TASKS FOR THIS EXERCISE ::
- a) Rewrite the issue discussion starting with "Thanks for the" and going on through "does not work?", replacing "lambda" with "serverless function" each time it appears.
- b) Please write the next part of the issue discussion, picking up after its final sentence.

*** PAGE TEXT ***

Thanks for the feedback.

1. Issue --> I tried this with AWS lambda, if I want my output in dataframe, it still expects a output directory. If not provided, it is taking it in /temp folder. With lambda, its not permitted to use /temp like this. Workaround: I passed path of different temp directory to overcome this for now.

As the main program is written in rust, it makes it difficult to insert into dataframes directly. So some intermediate representation is needed to be stored somewhere, like a CSV. I possibly could if /tmp has an error try a tmp file in the current directory.

2. Issue --> Pushdown feature - It is working only when json is stored as json array otherwise pushdown doesn't work

I am surprised this does not work for all inputs. Could you possibly give an example of where this does not work?

Nikhil --> I need to pass json as an array as below instead of plain json within {}

[{ "id": 1, "title": "A Film",  "type": "film"}]
Instead of 
{ "id": 1, "title": "A Film",  "type": "film"}
3. Feature --> Limit depth of iteration

This should be fairly easy to add.

*** End of PAGE TEXT ***
*** SOURCE MATERIAL ***

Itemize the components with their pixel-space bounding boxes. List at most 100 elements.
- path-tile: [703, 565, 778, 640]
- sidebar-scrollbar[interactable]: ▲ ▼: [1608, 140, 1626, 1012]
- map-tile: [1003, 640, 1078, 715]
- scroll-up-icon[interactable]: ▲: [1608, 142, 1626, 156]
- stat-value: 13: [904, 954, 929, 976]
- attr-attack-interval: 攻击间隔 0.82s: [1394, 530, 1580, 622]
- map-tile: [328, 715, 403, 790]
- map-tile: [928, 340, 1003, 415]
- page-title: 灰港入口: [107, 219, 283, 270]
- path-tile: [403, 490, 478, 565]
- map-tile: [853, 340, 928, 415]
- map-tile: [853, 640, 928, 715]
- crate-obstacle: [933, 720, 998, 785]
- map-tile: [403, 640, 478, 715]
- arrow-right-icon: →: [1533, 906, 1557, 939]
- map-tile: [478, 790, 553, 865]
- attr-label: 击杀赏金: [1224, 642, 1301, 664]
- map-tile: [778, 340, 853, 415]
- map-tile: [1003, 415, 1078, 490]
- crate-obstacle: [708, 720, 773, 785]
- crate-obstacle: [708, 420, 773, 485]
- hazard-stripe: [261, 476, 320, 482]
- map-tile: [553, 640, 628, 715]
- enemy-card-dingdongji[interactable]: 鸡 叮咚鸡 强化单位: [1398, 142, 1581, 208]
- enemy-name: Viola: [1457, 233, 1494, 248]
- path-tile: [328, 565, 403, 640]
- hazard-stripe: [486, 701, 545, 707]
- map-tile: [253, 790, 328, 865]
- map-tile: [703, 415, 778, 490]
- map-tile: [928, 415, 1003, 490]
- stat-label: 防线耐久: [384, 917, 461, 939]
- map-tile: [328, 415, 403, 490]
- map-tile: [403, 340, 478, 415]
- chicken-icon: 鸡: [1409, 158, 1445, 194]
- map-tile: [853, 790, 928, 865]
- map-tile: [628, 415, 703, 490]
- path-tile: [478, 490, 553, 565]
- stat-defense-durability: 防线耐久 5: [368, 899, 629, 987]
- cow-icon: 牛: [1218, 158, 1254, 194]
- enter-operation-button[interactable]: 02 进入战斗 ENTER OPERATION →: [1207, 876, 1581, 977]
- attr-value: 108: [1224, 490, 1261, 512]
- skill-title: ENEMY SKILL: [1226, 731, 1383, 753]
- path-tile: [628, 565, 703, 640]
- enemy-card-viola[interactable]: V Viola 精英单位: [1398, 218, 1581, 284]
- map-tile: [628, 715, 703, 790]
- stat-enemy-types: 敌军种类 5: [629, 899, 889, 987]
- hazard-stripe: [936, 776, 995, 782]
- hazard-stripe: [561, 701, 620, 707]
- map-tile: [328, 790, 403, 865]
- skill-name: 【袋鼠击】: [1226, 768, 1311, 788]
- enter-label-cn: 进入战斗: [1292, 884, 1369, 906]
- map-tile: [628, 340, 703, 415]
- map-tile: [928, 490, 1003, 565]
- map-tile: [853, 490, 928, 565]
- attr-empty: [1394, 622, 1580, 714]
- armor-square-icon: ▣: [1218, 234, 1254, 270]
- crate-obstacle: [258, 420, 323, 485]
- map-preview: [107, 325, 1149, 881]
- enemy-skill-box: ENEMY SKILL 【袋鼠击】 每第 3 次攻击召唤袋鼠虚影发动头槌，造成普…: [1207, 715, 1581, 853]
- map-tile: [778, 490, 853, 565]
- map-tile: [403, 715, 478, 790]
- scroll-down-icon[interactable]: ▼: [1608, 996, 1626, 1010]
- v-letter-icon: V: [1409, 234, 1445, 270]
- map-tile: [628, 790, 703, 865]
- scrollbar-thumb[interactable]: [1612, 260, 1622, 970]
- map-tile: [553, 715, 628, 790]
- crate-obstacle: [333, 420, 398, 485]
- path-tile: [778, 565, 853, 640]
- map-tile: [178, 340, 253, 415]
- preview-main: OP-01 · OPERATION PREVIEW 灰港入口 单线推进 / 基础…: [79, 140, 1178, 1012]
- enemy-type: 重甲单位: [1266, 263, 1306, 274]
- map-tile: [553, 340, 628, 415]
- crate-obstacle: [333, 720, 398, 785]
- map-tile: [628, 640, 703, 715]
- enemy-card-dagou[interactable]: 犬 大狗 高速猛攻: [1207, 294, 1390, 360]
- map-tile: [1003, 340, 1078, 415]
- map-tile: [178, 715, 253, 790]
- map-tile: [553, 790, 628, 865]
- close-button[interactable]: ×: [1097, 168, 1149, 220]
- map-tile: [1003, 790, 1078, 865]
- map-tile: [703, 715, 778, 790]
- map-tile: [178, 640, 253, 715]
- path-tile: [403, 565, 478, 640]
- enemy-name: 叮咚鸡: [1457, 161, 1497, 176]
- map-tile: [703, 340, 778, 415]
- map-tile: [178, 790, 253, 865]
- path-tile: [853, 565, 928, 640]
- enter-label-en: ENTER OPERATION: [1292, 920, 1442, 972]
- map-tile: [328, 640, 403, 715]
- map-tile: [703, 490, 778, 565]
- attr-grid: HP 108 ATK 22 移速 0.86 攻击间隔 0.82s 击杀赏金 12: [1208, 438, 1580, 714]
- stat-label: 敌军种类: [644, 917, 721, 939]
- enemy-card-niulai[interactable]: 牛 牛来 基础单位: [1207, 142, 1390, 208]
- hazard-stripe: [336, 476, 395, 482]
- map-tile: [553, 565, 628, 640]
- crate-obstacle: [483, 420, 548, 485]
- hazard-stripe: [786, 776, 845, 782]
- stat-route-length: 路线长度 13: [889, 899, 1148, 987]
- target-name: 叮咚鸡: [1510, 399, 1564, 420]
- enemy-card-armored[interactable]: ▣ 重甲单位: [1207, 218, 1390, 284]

*** End of SOURCE MATERIAL ***

YOUR WRITTEN ANSWERS ::
- a)
Thanks for the feedback.

1. Issue --> I tried this with AWS serverless function, if I want my output in dataframe, it still expects a output directory. If not provided, it is taking it in /temp folder. With serverless function, its not permitted to use /temp like this. Workaround: I passed path of different temp directory to overcome this for now.

As the main program is written in rust, it makes it difficult to insert into dataframes directly. So some intermediate representation is needed to be stored somewhere, like a CSV. I possibly could if /tmp has an error try a tmp file in the current directory.

2. Issue --> Pushdown feature - It is working only when json is stored as json array otherwise pushdown doesn't work

I am surprised this does not work for all inputs. Could you possibly give an example of where this does not work?

- b)
Nikhil --> Is it? That will open more doors for multiple usecases.

4. Feature --> Pass limited objects to consider

I am not sure exactly what you mean by this.

There are a couple of options related to this

Nikhil --> Just checked JSONPath filter option and this looks interesting. Do we also have an option to use delimiter and object name directly? Like type = 'film' or address.type = ''home"

5. Feature --> Exclude few objects within json

Supplying an iterator and manipulating the input json is a way to achieve this. Also, fields.csv and tables.csv can be supplied to limit the output tables.

Nikhil --> Assume, I want to ignore any single field from json which can be inside nested object. Can there be a way to pass such objects as an array so that these will get excluded from final result?

6. Feature --> Link file name in each table, so that it can be considered as key when we are appending data into same directory

Good idea. I have done this by using the iterator flatten, but a feature to do this makes sense.

7. Feature --> output directory with partitioning option for each table. So, that I can keep adding data as per partition strategy defined.

This makes sense, especially for parquet files. I have been looking at various partitioning schemes for datalakes and was hoping to use an established one at some point, but the maturity of the rust implementations were not great when I looked.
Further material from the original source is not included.